SET TASK
Leave out the pictures and repeat everything else in the records exactly.

** Start of SUPPLIED DATA **

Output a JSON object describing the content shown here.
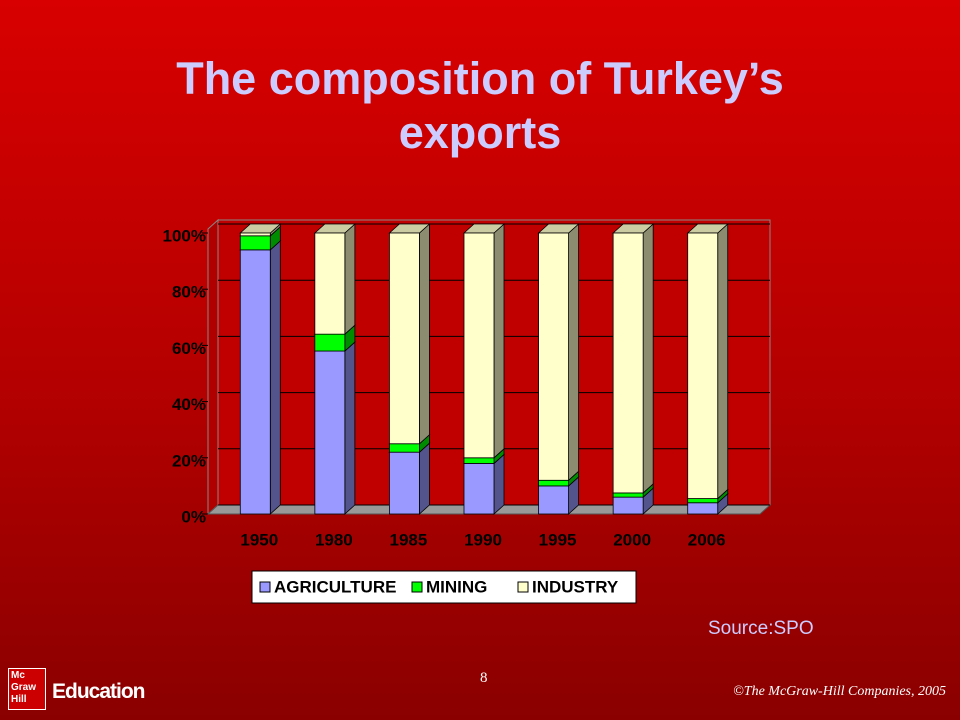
{
  "chart_data": {
    "type": "stacked-bar-3d",
    "title": "The composition of Turkey’s exports",
    "categories": [
      "1950",
      "1980",
      "1985",
      "1990",
      "1995",
      "2000",
      "2006"
    ],
    "series": [
      {
        "name": "AGRICULTURE",
        "color": "#9999ff",
        "values": [
          94,
          58,
          22,
          18,
          10,
          6,
          4
        ]
      },
      {
        "name": "MINING",
        "color": "#00ff00",
        "values": [
          5,
          6,
          3,
          2,
          2,
          1.5,
          1.5
        ]
      },
      {
        "name": "INDUSTRY",
        "color": "#ffffcc",
        "values": [
          1,
          36,
          75,
          80,
          88,
          92.5,
          94.5
        ]
      }
    ],
    "ylim": [
      0,
      100
    ],
    "yticks": [
      {
        "value": 0,
        "label": "0%"
      },
      {
        "value": 20,
        "label": "20%"
      },
      {
        "value": 40,
        "label": "40%"
      },
      {
        "value": 60,
        "label": "60%"
      },
      {
        "value": 80,
        "label": "80%"
      },
      {
        "value": 100,
        "label": "100%"
      }
    ],
    "grid": true,
    "legend": "bottom"
  },
  "source": "Source:SPO",
  "page_number": "8",
  "copyright": "©The McGraw-Hill Companies, 2005",
  "logo": {
    "mark": "Mc Graw Hill",
    "text": "Education"
  }
}
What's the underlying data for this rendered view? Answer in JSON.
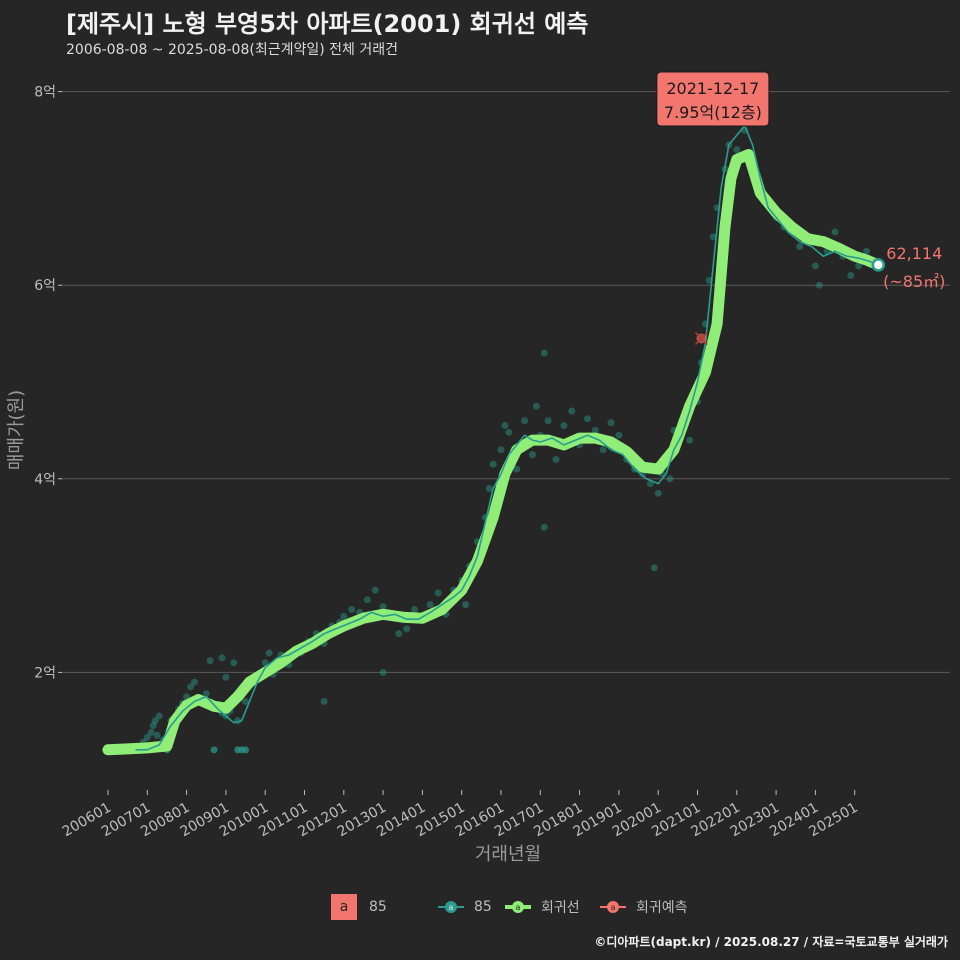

** End of SUPPLIED DATA **

ANSWER TO THE PROBLEM
Output a JSON object describing the content shown here.
{
  "chart_data": {
    "type": "stacked-bar-3d",
    "title": "The composition of Turkey’s exports",
    "categories": [
      "1950",
      "1980",
      "1985",
      "1990",
      "1995",
      "2000",
      "2006"
    ],
    "series": [
      {
        "name": "AGRICULTURE",
        "color": "#9999ff",
        "values": [
          94,
          58,
          22,
          18,
          10,
          6,
          4
        ]
      },
      {
        "name": "MINING",
        "color": "#00ff00",
        "values": [
          5,
          6,
          3,
          2,
          2,
          1.5,
          1.5
        ]
      },
      {
        "name": "INDUSTRY",
        "color": "#ffffcc",
        "values": [
          1,
          36,
          75,
          80,
          88,
          92.5,
          94.5
        ]
      }
    ],
    "ylim": [
      0,
      100
    ],
    "yticks": [
      {
        "value": 0,
        "label": "0%"
      },
      {
        "value": 20,
        "label": "20%"
      },
      {
        "value": 40,
        "label": "40%"
      },
      {
        "value": 60,
        "label": "60%"
      },
      {
        "value": 80,
        "label": "80%"
      },
      {
        "value": 100,
        "label": "100%"
      }
    ],
    "grid": true,
    "legend": "bottom"
  },
  "source": "Source:SPO",
  "page_number": "8",
  "copyright": "©The McGraw-Hill Companies, 2005",
  "logo": {
    "mark": "Mc Graw Hill",
    "text": "Education"
  }
}
What's the underlying data for this rendered view? Answer in JSON.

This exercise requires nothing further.